Stored records:

%%

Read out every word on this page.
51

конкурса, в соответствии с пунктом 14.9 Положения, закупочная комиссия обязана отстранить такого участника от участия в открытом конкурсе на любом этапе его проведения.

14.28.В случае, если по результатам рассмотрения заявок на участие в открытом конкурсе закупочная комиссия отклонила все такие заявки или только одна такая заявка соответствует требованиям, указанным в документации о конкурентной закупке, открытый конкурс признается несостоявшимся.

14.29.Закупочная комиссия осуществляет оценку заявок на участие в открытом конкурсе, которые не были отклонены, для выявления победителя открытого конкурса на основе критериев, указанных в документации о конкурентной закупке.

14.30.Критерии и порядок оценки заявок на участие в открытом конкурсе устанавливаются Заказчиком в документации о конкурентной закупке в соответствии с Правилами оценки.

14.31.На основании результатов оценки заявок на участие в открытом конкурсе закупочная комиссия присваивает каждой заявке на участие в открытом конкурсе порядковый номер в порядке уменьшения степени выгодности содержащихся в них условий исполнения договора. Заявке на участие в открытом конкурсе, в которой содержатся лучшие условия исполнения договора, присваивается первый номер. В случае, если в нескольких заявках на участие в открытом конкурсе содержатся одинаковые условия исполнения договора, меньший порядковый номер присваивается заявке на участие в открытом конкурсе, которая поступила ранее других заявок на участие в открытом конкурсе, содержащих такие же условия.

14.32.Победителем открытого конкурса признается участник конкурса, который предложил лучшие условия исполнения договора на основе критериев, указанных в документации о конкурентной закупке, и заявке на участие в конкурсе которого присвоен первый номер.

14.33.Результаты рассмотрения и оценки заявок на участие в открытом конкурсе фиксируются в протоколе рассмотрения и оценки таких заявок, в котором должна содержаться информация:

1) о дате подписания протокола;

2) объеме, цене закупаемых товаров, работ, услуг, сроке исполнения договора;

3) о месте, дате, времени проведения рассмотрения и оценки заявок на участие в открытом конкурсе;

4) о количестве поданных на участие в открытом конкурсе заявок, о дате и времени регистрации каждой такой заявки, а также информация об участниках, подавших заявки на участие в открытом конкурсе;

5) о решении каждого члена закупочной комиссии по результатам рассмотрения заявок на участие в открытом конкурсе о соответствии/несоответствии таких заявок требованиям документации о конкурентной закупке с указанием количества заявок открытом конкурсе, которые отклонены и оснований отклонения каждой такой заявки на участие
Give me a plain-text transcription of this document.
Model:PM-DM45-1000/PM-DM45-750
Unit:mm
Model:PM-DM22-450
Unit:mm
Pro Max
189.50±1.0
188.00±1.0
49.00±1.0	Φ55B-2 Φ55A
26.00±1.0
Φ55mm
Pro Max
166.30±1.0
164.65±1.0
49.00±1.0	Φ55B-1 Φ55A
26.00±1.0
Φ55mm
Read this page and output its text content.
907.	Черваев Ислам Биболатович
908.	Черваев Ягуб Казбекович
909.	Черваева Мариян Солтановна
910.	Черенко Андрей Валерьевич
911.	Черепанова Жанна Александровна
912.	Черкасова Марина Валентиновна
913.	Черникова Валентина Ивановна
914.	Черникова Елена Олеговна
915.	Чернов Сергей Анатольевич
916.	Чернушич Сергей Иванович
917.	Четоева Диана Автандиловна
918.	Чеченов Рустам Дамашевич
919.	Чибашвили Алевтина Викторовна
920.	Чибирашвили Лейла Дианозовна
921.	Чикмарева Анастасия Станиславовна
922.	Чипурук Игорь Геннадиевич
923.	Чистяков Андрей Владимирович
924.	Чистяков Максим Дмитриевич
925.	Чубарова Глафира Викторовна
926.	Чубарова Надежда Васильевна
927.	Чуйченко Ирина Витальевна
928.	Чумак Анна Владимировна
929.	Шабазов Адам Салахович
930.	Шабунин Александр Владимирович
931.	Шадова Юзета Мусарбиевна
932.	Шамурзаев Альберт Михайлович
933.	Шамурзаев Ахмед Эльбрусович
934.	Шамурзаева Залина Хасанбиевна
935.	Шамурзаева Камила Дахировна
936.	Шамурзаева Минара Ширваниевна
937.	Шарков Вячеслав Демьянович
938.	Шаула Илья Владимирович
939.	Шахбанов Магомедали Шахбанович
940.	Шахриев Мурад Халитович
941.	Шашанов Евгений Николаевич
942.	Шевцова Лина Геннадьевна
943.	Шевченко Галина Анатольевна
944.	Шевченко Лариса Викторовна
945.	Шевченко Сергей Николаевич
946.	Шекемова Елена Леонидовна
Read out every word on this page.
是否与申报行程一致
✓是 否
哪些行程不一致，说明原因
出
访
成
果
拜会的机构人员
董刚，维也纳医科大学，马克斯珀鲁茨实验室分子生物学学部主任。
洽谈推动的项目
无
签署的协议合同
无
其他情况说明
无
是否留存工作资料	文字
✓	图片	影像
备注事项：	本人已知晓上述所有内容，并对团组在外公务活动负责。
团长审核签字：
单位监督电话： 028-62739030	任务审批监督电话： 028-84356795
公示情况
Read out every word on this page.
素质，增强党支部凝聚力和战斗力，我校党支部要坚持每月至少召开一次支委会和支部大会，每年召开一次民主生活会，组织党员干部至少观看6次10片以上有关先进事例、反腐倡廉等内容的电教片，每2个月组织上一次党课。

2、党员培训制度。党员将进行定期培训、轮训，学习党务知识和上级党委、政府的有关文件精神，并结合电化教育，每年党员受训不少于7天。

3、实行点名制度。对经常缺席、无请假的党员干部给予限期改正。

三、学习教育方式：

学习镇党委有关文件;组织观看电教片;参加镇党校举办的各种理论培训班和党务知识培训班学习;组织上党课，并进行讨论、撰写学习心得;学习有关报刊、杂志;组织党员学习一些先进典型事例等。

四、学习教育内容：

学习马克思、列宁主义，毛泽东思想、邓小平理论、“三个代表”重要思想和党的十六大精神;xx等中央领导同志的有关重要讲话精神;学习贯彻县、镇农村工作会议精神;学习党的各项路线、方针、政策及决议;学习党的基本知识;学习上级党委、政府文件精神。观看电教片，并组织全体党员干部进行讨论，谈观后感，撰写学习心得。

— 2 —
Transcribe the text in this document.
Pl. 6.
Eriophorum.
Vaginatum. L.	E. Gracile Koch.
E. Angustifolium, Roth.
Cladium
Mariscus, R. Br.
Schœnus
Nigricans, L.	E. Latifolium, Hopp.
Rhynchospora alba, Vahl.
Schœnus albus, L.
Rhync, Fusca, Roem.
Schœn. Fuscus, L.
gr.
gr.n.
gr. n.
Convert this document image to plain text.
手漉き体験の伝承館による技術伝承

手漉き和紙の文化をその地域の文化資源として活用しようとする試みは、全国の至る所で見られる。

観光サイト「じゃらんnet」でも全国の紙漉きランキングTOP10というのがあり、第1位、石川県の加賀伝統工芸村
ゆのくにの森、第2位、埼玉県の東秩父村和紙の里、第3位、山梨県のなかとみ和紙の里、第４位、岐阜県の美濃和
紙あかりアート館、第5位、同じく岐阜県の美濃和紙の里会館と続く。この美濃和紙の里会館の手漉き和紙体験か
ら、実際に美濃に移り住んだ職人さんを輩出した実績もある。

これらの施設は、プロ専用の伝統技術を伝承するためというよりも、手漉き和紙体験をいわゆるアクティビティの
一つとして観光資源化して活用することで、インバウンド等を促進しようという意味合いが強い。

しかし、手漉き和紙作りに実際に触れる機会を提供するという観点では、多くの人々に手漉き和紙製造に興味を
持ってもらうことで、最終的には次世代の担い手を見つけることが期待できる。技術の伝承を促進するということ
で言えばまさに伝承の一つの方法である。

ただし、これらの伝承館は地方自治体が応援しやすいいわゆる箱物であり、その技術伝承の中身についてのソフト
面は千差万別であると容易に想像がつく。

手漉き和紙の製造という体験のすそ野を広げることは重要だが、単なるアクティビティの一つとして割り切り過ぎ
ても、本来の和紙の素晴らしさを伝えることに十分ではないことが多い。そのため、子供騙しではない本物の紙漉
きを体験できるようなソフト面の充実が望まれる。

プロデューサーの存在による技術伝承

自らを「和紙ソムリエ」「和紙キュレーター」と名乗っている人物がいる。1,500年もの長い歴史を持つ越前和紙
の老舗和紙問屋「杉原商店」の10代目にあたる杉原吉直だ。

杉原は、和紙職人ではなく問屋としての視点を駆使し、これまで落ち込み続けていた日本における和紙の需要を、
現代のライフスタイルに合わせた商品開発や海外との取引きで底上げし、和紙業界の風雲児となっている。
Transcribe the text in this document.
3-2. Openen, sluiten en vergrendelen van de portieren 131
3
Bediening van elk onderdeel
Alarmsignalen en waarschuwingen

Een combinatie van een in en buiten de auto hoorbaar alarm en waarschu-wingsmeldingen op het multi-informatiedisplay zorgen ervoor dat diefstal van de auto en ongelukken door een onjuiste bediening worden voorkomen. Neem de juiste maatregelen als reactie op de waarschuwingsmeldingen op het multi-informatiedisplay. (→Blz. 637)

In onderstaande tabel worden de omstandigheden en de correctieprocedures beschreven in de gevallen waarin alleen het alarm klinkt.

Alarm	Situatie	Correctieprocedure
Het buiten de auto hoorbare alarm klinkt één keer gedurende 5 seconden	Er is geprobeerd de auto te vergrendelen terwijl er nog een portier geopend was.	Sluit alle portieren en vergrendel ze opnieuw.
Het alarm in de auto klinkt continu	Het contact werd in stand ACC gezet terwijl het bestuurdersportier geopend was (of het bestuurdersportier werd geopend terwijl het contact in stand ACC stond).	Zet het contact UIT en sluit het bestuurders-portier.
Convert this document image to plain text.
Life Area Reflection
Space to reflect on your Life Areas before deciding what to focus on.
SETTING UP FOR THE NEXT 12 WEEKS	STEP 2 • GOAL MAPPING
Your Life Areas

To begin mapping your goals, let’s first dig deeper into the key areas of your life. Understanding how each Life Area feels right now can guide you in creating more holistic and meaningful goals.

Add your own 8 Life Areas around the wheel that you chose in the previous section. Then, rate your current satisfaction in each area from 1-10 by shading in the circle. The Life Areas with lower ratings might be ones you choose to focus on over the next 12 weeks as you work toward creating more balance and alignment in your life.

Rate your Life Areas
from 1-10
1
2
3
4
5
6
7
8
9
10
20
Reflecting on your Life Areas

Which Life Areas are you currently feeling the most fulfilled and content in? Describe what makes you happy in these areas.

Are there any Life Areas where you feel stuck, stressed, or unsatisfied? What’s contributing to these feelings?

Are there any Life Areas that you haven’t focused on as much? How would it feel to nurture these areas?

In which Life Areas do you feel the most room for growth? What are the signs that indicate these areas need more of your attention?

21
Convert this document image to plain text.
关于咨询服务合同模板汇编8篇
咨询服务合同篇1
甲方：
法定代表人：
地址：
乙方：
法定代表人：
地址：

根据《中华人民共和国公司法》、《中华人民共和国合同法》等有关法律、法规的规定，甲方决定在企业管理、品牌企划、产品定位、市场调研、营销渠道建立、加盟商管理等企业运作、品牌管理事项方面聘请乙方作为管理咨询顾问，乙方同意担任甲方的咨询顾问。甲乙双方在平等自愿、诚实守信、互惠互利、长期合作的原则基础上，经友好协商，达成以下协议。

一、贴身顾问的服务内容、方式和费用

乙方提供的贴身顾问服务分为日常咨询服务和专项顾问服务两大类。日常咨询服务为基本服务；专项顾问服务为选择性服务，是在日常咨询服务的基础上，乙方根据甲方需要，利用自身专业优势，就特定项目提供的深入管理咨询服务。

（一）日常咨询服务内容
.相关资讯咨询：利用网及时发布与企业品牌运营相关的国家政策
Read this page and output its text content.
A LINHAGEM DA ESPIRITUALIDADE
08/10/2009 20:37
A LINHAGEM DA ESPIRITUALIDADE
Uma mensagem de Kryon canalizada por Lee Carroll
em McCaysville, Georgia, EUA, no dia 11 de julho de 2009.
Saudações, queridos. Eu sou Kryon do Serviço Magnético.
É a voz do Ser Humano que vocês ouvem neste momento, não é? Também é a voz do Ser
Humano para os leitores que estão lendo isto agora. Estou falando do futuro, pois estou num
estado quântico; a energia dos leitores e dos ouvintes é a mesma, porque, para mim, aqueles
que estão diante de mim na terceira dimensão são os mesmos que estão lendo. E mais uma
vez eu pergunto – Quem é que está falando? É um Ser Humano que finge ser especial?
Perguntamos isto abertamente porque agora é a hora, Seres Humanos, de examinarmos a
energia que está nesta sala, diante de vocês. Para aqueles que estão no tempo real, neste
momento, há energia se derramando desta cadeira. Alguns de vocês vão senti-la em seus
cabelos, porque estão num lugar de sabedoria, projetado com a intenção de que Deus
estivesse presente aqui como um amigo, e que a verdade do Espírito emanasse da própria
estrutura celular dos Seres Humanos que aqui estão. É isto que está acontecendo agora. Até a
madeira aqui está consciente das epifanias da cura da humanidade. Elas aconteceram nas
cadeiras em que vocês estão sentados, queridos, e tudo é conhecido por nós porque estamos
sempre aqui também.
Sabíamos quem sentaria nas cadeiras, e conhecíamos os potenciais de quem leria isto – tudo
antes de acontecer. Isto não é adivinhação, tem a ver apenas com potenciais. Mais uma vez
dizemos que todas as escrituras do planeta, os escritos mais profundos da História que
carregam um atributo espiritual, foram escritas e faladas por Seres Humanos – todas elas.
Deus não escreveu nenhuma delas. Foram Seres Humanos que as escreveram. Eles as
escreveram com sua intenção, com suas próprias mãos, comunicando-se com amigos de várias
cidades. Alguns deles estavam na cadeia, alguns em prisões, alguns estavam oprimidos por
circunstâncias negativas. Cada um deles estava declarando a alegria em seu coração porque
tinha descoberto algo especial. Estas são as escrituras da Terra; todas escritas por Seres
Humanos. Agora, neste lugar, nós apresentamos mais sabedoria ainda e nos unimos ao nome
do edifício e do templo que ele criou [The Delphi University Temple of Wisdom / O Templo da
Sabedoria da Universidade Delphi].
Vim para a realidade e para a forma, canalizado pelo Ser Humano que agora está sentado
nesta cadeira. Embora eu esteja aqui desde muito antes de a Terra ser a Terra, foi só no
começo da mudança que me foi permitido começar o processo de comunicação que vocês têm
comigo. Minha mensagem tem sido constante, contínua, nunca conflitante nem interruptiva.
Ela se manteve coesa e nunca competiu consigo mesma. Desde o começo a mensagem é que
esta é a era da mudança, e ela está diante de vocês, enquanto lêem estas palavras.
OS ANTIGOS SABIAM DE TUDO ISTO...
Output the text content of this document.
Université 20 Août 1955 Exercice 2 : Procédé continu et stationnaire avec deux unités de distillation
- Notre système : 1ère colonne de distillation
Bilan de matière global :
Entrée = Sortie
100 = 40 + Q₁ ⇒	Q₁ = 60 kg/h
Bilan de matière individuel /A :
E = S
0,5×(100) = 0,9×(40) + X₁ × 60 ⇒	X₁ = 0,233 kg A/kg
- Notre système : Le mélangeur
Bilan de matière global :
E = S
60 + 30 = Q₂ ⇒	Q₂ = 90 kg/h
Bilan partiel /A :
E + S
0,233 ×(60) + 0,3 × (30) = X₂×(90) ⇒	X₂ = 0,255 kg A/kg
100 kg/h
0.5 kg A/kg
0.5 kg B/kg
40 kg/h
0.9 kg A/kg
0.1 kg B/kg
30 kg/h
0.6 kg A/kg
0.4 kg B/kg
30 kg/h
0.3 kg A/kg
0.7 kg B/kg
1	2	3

%%

▶ _EXERCISE REQUIREMENTS_:
Read through the lines above and collect those that contain the string "creating".

▶ _IN RESPONSE_:
To begin mapping your goals, let’s first dig deeper into the key areas of your life. Understanding how each Life Area feels right now can guide you in creating more holistic and meaningful goals.
Add your own 8 Life Areas around the wheel that you chose in the previous section. Then, rate your current satisfaction in each area from 1-10 by shading in the circle. The Life Areas with lower ratings might be ones you choose to focus on over the next 12 weeks as you work toward creating more balance and alignment in your life.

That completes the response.